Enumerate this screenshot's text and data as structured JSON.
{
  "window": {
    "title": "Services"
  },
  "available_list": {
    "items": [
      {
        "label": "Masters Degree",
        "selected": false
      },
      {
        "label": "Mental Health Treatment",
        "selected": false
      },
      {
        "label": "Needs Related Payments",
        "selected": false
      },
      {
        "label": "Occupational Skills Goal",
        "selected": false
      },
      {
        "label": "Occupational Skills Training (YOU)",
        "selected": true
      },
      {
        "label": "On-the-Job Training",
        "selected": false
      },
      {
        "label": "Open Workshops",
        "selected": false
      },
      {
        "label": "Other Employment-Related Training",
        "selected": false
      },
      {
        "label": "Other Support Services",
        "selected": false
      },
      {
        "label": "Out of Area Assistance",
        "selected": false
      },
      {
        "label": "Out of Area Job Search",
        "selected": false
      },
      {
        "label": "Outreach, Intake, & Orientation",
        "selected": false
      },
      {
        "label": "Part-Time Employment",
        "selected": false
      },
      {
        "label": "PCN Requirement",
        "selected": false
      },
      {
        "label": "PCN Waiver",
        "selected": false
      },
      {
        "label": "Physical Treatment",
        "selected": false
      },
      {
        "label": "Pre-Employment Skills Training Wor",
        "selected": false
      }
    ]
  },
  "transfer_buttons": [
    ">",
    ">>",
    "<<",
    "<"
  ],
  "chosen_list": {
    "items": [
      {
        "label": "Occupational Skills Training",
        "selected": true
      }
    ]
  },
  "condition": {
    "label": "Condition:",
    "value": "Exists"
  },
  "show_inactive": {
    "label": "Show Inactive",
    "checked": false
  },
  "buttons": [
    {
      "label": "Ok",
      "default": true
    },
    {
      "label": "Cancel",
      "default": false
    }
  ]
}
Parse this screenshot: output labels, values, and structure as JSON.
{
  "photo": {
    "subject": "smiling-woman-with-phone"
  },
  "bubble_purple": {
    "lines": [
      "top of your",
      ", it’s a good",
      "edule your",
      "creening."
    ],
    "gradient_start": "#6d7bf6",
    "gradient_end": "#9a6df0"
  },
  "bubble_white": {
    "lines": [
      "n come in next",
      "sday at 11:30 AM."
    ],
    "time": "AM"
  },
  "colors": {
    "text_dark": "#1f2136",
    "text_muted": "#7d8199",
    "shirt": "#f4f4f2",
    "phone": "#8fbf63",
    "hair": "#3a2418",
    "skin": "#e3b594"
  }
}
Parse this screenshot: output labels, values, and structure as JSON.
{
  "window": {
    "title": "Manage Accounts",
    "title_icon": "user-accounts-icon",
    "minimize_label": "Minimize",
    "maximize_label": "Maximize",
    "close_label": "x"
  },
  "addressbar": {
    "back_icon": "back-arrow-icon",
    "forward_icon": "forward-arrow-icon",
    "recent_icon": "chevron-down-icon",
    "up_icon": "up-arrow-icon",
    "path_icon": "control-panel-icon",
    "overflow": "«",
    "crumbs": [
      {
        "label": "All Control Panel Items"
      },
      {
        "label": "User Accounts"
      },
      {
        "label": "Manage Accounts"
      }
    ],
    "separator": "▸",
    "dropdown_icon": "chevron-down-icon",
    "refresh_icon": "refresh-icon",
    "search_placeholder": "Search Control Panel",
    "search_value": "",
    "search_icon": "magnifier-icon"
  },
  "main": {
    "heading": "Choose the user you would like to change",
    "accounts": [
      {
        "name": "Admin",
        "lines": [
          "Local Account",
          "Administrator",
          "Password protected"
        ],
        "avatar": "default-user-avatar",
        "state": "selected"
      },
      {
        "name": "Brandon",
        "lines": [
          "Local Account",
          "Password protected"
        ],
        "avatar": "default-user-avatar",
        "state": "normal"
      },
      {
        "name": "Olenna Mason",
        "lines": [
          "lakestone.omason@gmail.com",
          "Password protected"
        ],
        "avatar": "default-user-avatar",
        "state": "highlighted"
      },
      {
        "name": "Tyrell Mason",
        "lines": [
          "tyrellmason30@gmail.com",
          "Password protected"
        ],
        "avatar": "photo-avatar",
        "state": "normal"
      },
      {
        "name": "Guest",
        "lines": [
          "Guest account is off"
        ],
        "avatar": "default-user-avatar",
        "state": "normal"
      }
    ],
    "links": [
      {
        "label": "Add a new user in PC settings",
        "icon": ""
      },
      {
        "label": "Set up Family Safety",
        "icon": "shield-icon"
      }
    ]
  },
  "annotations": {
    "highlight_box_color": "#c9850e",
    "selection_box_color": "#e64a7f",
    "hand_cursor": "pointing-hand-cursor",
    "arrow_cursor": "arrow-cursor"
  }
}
────────
▶ **STATED TASK**:
Quote the listing in full, please, keeping every line exact.

▶ **EXERCISE OUTPUT**:
Enumerate this screenshot's text and data as structured JSON.
{
  "window": {
    "title": "Services"
  },
  "available_list": {
    "items": [
      {
        "label": "Masters Degree",
        "selected": false
      },
      {
        "label": "Mental Health Treatment",
        "selected": false
      },
      {
        "label": "Needs Related Payments",
        "selected": false
      },
      {
        "label": "Occupational Skills Goal",
        "selected": false
      },
      {
        "label": "Occupational Skills Training (YOU)",
        "selected": true
      },
      {
        "label": "On-the-Job Training",
        "selected": false
      },
      {
        "label": "Open Workshops",
        "selected": false
      },
      {
        "label": "Other Employment-Related Training",
        "selected": false
      },
      {
        "label": "Other Support Services",
        "selected": false
      },
      {
        "label": "Out of Area Assistance",
        "selected": false
      },
      {
        "label": "Out of Area Job Search",
        "selected": false
      },
      {
        "label": "Outreach, Intake, & Orientation",
        "selected": false
      },
      {
        "label": "Part-Time Employment",
        "selected": false
      },
      {
        "label": "PCN Requirement",
        "selected": false
      },
      {
        "label": "PCN Waiver",
        "selected": false
      },
      {
        "label": "Physical Treatment",
        "selected": false
      },
      {
        "label": "Pre-Employment Skills Training Wor",
        "selected": false
      }
    ]
  },
  "transfer_buttons": [
    ">",
    ">>",
    "<<",
    "<"
  ],
  "chosen_list": {
    "items": [
      {
        "label": "Occupational Skills Training",
        "selected": true
      }
    ]
  },
  "condition": {
    "label": "Condition:",
    "value": "Exists"
  },
  "show_inactive": {
    "label": "Show Inactive",
    "checked": false
  },
  "buttons": [
    {
      "label": "Ok",
      "default": true
    },
    {
      "label": "Cancel",
      "default": false
    }
  ]
}
Parse this screenshot: output labels, values, and structure as JSON.
{
  "photo": {
    "subject": "smiling-woman-with-phone"
  },
  "bubble_purple": {
    "lines": [
      "top of your",
      ", it’s a good",
      "edule your",
      "creening."
    ],
    "gradient_start": "#6d7bf6",
    "gradient_end": "#9a6df0"
  },
  "bubble_white": {
    "lines": [
      "n come in next",
      "sday at 11:30 AM."
    ],
    "time": "AM"
  },
  "colors": {
    "text_dark": "#1f2136",
    "text_muted": "#7d8199",
    "shirt": "#f4f4f2",
    "phone": "#8fbf63",
    "hair": "#3a2418",
    "skin": "#e3b594"
  }
}
Parse this screenshot: output labels, values, and structure as JSON.
{
  "window": {
    "title": "Manage Accounts",
    "title_icon": "user-accounts-icon",
    "minimize_label": "Minimize",
    "maximize_label": "Maximize",
    "close_label": "x"
  },
  "addressbar": {
    "back_icon": "back-arrow-icon",
    "forward_icon": "forward-arrow-icon",
    "recent_icon": "chevron-down-icon",
    "up_icon": "up-arrow-icon",
    "path_icon": "control-panel-icon",
    "overflow": "«",
    "crumbs": [
      {
        "label": "All Control Panel Items"
      },
      {
        "label": "User Accounts"
      },
      {
        "label": "Manage Accounts"
      }
    ],
    "separator": "▸",
    "dropdown_icon": "chevron-down-icon",
    "refresh_icon": "refresh-icon",
    "search_placeholder": "Search Control Panel",
    "search_value": "",
    "search_icon": "magnifier-icon"
  },
  "main": {
    "heading": "Choose the user you would like to change",
    "accounts": [
      {
        "name": "Admin",
        "lines": [
          "Local Account",
          "Administrator",
          "Password protected"
        ],
        "avatar": "default-user-avatar",
        "state": "selected"
      },
      {
        "name": "Brandon",
        "lines": [
          "Local Account",
          "Password protected"
        ],
        "avatar": "default-user-avatar",
        "state": "normal"
      },
      {
        "name": "Olenna Mason",
        "lines": [
          "lakestone.omason@gmail.com",
          "Password protected"
        ],
        "avatar": "default-user-avatar",
        "state": "highlighted"
      },
      {
        "name": "Tyrell Mason",
        "lines": [
          "tyrellmason30@gmail.com",
          "Password protected"
        ],
        "avatar": "photo-avatar",
        "state": "normal"
      },
      {
        "name": "Guest",
        "lines": [
          "Guest account is off"
        ],
        "avatar": "default-user-avatar",
        "state": "normal"
      }
    ],
    "links": [
      {
        "label": "Add a new user in PC settings",
        "icon": ""
      },
      {
        "label": "Set up Family Safety",
        "icon": "shield-icon"
      }
    ]
  },
  "annotations": {
    "highlight_box_color": "#c9850e",
    "selection_box_color": "#e64a7f",
    "hand_cursor": "pointing-hand-cursor",
    "arrow_cursor": "arrow-cursor"
  }
}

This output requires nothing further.